▶ **Exercise**
Pull out every line of the listing below where "Risk" appears.

▶ **Task material**
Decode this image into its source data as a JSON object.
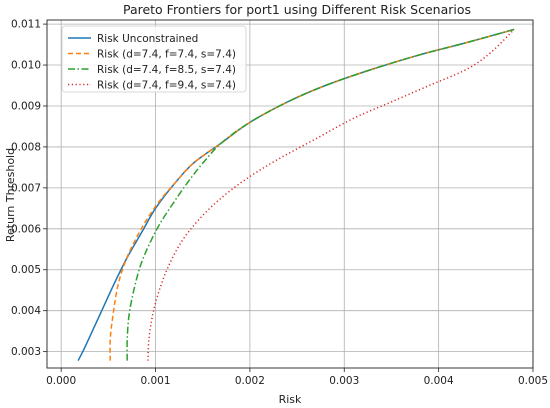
{
  "chart_data": {
    "type": "line",
    "title": "Pareto Frontiers for port1 using Different Risk Scenarios",
    "xlabel": "Risk",
    "ylabel": "Return Threshold",
    "xlim": [
      -0.00015,
      0.005
    ],
    "ylim": [
      0.0026,
      0.0111
    ],
    "xticks": [
      "0.000",
      "0.001",
      "0.002",
      "0.003",
      "0.004",
      "0.005"
    ],
    "xtick_values": [
      0,
      0.001,
      0.002,
      0.003,
      0.004,
      0.005
    ],
    "yticks": [
      "0.003",
      "0.004",
      "0.005",
      "0.006",
      "0.007",
      "0.008",
      "0.009",
      "0.010",
      "0.011"
    ],
    "ytick_values": [
      0.003,
      0.004,
      0.005,
      0.006,
      0.007,
      0.008,
      0.009,
      0.01,
      0.011
    ],
    "grid": true,
    "legend_position": "top-left",
    "series": [
      {
        "name": "Risk Unconstrained",
        "color": "#1f77b4",
        "dash": "solid",
        "points": [
          [
            0.00018,
            0.00278
          ],
          [
            0.00025,
            0.0031
          ],
          [
            0.00035,
            0.0036
          ],
          [
            0.00045,
            0.0041
          ],
          [
            0.00057,
            0.0047
          ],
          [
            0.0007,
            0.0053
          ],
          [
            0.00085,
            0.0059
          ],
          [
            0.001,
            0.0065
          ],
          [
            0.0012,
            0.0071
          ],
          [
            0.0014,
            0.0076
          ],
          [
            0.0017,
            0.0081
          ],
          [
            0.002,
            0.0086
          ],
          [
            0.0024,
            0.0091
          ],
          [
            0.0028,
            0.0095
          ],
          [
            0.0033,
            0.0099
          ],
          [
            0.0038,
            0.01025
          ],
          [
            0.0043,
            0.01055
          ],
          [
            0.0048,
            0.01087
          ]
        ]
      },
      {
        "name": "Risk (d=7.4, f=7.4, s=7.4)",
        "color": "#ff7f0e",
        "dash": "dashed",
        "points": [
          [
            0.00052,
            0.00278
          ],
          [
            0.00052,
            0.0033
          ],
          [
            0.00055,
            0.0039
          ],
          [
            0.0006,
            0.0046
          ],
          [
            0.00068,
            0.0052
          ],
          [
            0.00078,
            0.0057
          ],
          [
            0.0009,
            0.0062
          ],
          [
            0.00105,
            0.0067
          ],
          [
            0.0012,
            0.0071
          ],
          [
            0.0014,
            0.0076
          ],
          [
            0.0017,
            0.0081
          ],
          [
            0.002,
            0.0086
          ],
          [
            0.0024,
            0.0091
          ],
          [
            0.0028,
            0.0095
          ],
          [
            0.0033,
            0.0099
          ],
          [
            0.0038,
            0.01025
          ],
          [
            0.0043,
            0.01055
          ],
          [
            0.0048,
            0.01087
          ]
        ]
      },
      {
        "name": "Risk (d=7.4, f=8.5, s=7.4)",
        "color": "#2ca02c",
        "dash": "dashdot",
        "points": [
          [
            0.0007,
            0.00278
          ],
          [
            0.0007,
            0.0033
          ],
          [
            0.00072,
            0.0039
          ],
          [
            0.00077,
            0.0045
          ],
          [
            0.00084,
            0.0051
          ],
          [
            0.00093,
            0.0056
          ],
          [
            0.00104,
            0.0061
          ],
          [
            0.00118,
            0.0066
          ],
          [
            0.00133,
            0.0071
          ],
          [
            0.0015,
            0.0076
          ],
          [
            0.0017,
            0.0081
          ],
          [
            0.002,
            0.0086
          ],
          [
            0.0024,
            0.0091
          ],
          [
            0.0028,
            0.0095
          ],
          [
            0.0033,
            0.0099
          ],
          [
            0.0038,
            0.01025
          ],
          [
            0.0043,
            0.01055
          ],
          [
            0.0048,
            0.01087
          ]
        ]
      },
      {
        "name": "Risk (d=7.4, f=9.4, s=7.4)",
        "color": "#d62728",
        "dash": "dotted",
        "points": [
          [
            0.00092,
            0.00278
          ],
          [
            0.00093,
            0.0033
          ],
          [
            0.00097,
            0.0039
          ],
          [
            0.00104,
            0.0045
          ],
          [
            0.00114,
            0.0051
          ],
          [
            0.00128,
            0.0057
          ],
          [
            0.00145,
            0.0062
          ],
          [
            0.00167,
            0.0067
          ],
          [
            0.00195,
            0.0072
          ],
          [
            0.0023,
            0.0077
          ],
          [
            0.0027,
            0.0082
          ],
          [
            0.0031,
            0.0087
          ],
          [
            0.0035,
            0.0091
          ],
          [
            0.0039,
            0.0095
          ],
          [
            0.0043,
            0.0099
          ],
          [
            0.00455,
            0.0103
          ],
          [
            0.0048,
            0.01087
          ]
        ]
      }
    ]
  }
}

▶ **Solution for this task**
    "title": "Pareto Frontiers for port1 using Different Risk Scenarios",
    "xlabel": "Risk",
        "name": "Risk Unconstrained",
        "name": "Risk (d=7.4, f=7.4, s=7.4)",
        "name": "Risk (d=7.4, f=8.5, s=7.4)",
        "name": "Risk (d=7.4, f=9.4, s=7.4)",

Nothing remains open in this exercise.